RECORD EXCERPTS
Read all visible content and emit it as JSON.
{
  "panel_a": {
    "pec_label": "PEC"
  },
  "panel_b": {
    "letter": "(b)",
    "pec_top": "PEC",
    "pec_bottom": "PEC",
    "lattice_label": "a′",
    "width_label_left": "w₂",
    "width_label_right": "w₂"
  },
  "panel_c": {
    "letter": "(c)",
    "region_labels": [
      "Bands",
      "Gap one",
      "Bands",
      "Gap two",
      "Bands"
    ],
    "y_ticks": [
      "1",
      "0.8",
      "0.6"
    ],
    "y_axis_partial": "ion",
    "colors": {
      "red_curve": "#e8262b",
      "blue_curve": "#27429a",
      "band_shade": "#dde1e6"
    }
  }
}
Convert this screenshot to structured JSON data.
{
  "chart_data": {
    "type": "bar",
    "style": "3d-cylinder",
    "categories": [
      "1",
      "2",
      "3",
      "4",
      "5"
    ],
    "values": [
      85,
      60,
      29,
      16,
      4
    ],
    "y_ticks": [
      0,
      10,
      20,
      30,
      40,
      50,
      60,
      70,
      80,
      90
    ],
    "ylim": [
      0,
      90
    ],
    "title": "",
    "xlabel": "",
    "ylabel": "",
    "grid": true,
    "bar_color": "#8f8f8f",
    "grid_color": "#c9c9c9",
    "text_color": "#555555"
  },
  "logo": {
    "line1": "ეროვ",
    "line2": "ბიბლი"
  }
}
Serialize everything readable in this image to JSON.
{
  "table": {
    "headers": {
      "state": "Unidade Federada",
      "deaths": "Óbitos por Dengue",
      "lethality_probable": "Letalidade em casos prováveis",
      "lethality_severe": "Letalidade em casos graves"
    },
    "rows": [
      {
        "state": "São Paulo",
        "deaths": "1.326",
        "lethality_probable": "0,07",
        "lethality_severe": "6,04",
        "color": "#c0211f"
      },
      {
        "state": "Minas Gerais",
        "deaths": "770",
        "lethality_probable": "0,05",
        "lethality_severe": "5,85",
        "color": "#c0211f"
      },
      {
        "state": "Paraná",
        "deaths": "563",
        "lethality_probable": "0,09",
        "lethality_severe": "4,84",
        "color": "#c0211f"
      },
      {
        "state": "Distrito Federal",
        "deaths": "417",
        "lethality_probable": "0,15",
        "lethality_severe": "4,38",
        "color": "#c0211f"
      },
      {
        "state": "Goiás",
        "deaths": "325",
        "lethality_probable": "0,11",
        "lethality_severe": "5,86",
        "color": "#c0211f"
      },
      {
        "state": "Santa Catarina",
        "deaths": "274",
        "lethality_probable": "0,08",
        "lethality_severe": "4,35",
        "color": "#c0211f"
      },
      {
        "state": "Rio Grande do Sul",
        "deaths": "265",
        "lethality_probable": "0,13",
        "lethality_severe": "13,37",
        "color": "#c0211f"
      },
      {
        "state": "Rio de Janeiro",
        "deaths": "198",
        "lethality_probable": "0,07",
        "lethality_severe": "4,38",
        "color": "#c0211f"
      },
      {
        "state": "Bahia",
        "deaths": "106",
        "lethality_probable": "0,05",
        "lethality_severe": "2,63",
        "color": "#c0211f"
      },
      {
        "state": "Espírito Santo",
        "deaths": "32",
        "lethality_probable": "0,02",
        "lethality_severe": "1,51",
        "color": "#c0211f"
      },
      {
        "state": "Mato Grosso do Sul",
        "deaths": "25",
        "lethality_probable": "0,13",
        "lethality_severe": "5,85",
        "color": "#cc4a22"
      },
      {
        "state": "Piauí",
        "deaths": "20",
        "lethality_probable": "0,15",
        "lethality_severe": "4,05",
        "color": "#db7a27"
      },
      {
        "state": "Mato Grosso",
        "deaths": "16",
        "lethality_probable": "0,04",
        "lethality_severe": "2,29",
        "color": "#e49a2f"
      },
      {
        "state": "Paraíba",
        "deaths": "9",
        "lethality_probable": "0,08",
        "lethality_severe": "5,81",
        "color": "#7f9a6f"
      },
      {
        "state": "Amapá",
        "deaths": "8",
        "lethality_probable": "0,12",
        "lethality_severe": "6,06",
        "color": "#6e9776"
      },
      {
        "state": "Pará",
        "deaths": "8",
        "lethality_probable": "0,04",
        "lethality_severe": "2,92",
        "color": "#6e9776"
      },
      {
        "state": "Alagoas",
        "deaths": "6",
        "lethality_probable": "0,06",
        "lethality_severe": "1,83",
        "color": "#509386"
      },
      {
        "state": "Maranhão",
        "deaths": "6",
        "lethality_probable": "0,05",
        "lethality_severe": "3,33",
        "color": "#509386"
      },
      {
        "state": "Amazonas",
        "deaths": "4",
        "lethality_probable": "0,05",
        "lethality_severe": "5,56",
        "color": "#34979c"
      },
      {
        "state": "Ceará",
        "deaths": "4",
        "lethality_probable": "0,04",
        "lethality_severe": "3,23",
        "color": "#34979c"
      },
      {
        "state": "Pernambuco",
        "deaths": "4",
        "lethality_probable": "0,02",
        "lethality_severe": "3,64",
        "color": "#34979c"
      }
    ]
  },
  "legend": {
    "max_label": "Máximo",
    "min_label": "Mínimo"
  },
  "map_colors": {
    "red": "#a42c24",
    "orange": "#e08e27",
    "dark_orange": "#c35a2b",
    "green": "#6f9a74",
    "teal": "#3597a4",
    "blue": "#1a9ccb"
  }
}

WORK INSTRUCTIONS
Transcribe every entry exactly, omitting nothing.

THE RESULT
Read all visible content and emit it as JSON.
{
  "panel_a": {
    "pec_label": "PEC"
  },
  "panel_b": {
    "letter": "(b)",
    "pec_top": "PEC",
    "pec_bottom": "PEC",
    "lattice_label": "a′",
    "width_label_left": "w₂",
    "width_label_right": "w₂"
  },
  "panel_c": {
    "letter": "(c)",
    "region_labels": [
      "Bands",
      "Gap one",
      "Bands",
      "Gap two",
      "Bands"
    ],
    "y_ticks": [
      "1",
      "0.8",
      "0.6"
    ],
    "y_axis_partial": "ion",
    "colors": {
      "red_curve": "#e8262b",
      "blue_curve": "#27429a",
      "band_shade": "#dde1e6"
    }
  }
}
Convert this screenshot to structured JSON data.
{
  "chart_data": {
    "type": "bar",
    "style": "3d-cylinder",
    "categories": [
      "1",
      "2",
      "3",
      "4",
      "5"
    ],
    "values": [
      85,
      60,
      29,
      16,
      4
    ],
    "y_ticks": [
      0,
      10,
      20,
      30,
      40,
      50,
      60,
      70,
      80,
      90
    ],
    "ylim": [
      0,
      90
    ],
    "title": "",
    "xlabel": "",
    "ylabel": "",
    "grid": true,
    "bar_color": "#8f8f8f",
    "grid_color": "#c9c9c9",
    "text_color": "#555555"
  },
  "logo": {
    "line1": "ეროვ",
    "line2": "ბიბლი"
  }
}
Serialize everything readable in this image to JSON.
{
  "table": {
    "headers": {
      "state": "Unidade Federada",
      "deaths": "Óbitos por Dengue",
      "lethality_probable": "Letalidade em casos prováveis",
      "lethality_severe": "Letalidade em casos graves"
    },
    "rows": [
      {
        "state": "São Paulo",
        "deaths": "1.326",
        "lethality_probable": "0,07",
        "lethality_severe": "6,04",
        "color": "#c0211f"
      },
      {
        "state": "Minas Gerais",
        "deaths": "770",
        "lethality_probable": "0,05",
        "lethality_severe": "5,85",
        "color": "#c0211f"
      },
      {
        "state": "Paraná",
        "deaths": "563",
        "lethality_probable": "0,09",
        "lethality_severe": "4,84",
        "color": "#c0211f"
      },
      {
        "state": "Distrito Federal",
        "deaths": "417",
        "lethality_probable": "0,15",
        "lethality_severe": "4,38",
        "color": "#c0211f"
      },
      {
        "state": "Goiás",
        "deaths": "325",
        "lethality_probable": "0,11",
        "lethality_severe": "5,86",
        "color": "#c0211f"
      },
      {
        "state": "Santa Catarina",
        "deaths": "274",
        "lethality_probable": "0,08",
        "lethality_severe": "4,35",
        "color": "#c0211f"
      },
      {
        "state": "Rio Grande do Sul",
        "deaths": "265",
        "lethality_probable": "0,13",
        "lethality_severe": "13,37",
        "color": "#c0211f"
      },
      {
        "state": "Rio de Janeiro",
        "deaths": "198",
        "lethality_probable": "0,07",
        "lethality_severe": "4,38",
        "color": "#c0211f"
      },
      {
        "state": "Bahia",
        "deaths": "106",
        "lethality_probable": "0,05",
        "lethality_severe": "2,63",
        "color": "#c0211f"
      },
      {
        "state": "Espírito Santo",
        "deaths": "32",
        "lethality_probable": "0,02",
        "lethality_severe": "1,51",
        "color": "#c0211f"
      },
      {
        "state": "Mato Grosso do Sul",
        "deaths": "25",
        "lethality_probable": "0,13",
        "lethality_severe": "5,85",
        "color": "#cc4a22"
      },
      {
        "state": "Piauí",
        "deaths": "20",
        "lethality_probable": "0,15",
        "lethality_severe": "4,05",
        "color": "#db7a27"
      },
      {
        "state": "Mato Grosso",
        "deaths": "16",
        "lethality_probable": "0,04",
        "lethality_severe": "2,29",
        "color": "#e49a2f"
      },
      {
        "state": "Paraíba",
        "deaths": "9",
        "lethality_probable": "0,08",
        "lethality_severe": "5,81",
        "color": "#7f9a6f"
      },
      {
        "state": "Amapá",
        "deaths": "8",
        "lethality_probable": "0,12",
        "lethality_severe": "6,06",
        "color": "#6e9776"
      },
      {
        "state": "Pará",
        "deaths": "8",
        "lethality_probable": "0,04",
        "lethality_severe": "2,92",
        "color": "#6e9776"
      },
      {
        "state": "Alagoas",
        "deaths": "6",
        "lethality_probable": "0,06",
        "lethality_severe": "1,83",
        "color": "#509386"
      },
      {
        "state": "Maranhão",
        "deaths": "6",
        "lethality_probable": "0,05",
        "lethality_severe": "3,33",
        "color": "#509386"
      },
      {
        "state": "Amazonas",
        "deaths": "4",
        "lethality_probable": "0,05",
        "lethality_severe": "5,56",
        "color": "#34979c"
      },
      {
        "state": "Ceará",
        "deaths": "4",
        "lethality_probable": "0,04",
        "lethality_severe": "3,23",
        "color": "#34979c"
      },
      {
        "state": "Pernambuco",
        "deaths": "4",
        "lethality_probable": "0,02",
        "lethality_severe": "3,64",
        "color": "#34979c"
      }
    ]
  },
  "legend": {
    "max_label": "Máximo",
    "min_label": "Mínimo"
  },
  "map_colors": {
    "red": "#a42c24",
    "orange": "#e08e27",
    "dark_orange": "#c35a2b",
    "green": "#6f9a74",
    "teal": "#3597a4",
    "blue": "#1a9ccb"
  }
}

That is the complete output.